+++ Available records +++

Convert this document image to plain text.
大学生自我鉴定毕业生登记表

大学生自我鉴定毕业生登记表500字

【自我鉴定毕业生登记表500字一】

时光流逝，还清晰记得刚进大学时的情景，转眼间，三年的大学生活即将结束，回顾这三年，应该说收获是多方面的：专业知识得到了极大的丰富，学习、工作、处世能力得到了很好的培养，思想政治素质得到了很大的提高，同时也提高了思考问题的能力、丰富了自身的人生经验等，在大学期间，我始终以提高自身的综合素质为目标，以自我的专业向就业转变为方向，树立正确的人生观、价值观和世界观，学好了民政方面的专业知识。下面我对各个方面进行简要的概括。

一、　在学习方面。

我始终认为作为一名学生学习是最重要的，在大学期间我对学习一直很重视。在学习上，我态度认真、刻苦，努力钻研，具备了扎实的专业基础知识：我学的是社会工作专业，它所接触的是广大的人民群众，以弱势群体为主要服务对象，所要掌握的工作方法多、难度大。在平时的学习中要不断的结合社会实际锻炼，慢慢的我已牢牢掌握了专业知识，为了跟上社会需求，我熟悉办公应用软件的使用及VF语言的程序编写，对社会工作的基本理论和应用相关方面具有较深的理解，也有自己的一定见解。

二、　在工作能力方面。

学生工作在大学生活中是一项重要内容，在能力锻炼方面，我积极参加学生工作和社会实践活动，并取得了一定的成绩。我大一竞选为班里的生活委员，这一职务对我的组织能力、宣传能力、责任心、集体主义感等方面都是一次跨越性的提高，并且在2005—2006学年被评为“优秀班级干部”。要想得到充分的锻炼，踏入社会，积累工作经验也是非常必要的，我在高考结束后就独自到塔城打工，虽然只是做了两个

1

+++

• Task instructions
Repeat the material above in full, quoting it exactly.

• Answer to the problem
Convert this document image to plain text.
大学生自我鉴定毕业生登记表

大学生自我鉴定毕业生登记表500字

【自我鉴定毕业生登记表500字一】

时光流逝，还清晰记得刚进大学时的情景，转眼间，三年的大学生活即将结束，回顾这三年，应该说收获是多方面的：专业知识得到了极大的丰富，学习、工作、处世能力得到了很好的培养，思想政治素质得到了很大的提高，同时也提高了思考问题的能力、丰富了自身的人生经验等，在大学期间，我始终以提高自身的综合素质为目标，以自我的专业向就业转变为方向，树立正确的人生观、价值观和世界观，学好了民政方面的专业知识。下面我对各个方面进行简要的概括。

一、　在学习方面。

我始终认为作为一名学生学习是最重要的，在大学期间我对学习一直很重视。在学习上，我态度认真、刻苦，努力钻研，具备了扎实的专业基础知识：我学的是社会工作专业，它所接触的是广大的人民群众，以弱势群体为主要服务对象，所要掌握的工作方法多、难度大。在平时的学习中要不断的结合社会实际锻炼，慢慢的我已牢牢掌握了专业知识，为了跟上社会需求，我熟悉办公应用软件的使用及VF语言的程序编写，对社会工作的基本理论和应用相关方面具有较深的理解，也有自己的一定见解。

二、　在工作能力方面。

学生工作在大学生活中是一项重要内容，在能力锻炼方面，我积极参加学生工作和社会实践活动，并取得了一定的成绩。我大一竞选为班里的生活委员，这一职务对我的组织能力、宣传能力、责任心、集体主义感等方面都是一次跨越性的提高，并且在2005—2006学年被评为“优秀班级干部”。要想得到充分的锻炼，踏入社会，积累工作经验也是非常必要的，我在高考结束后就独自到塔城打工，虽然只是做了两个

1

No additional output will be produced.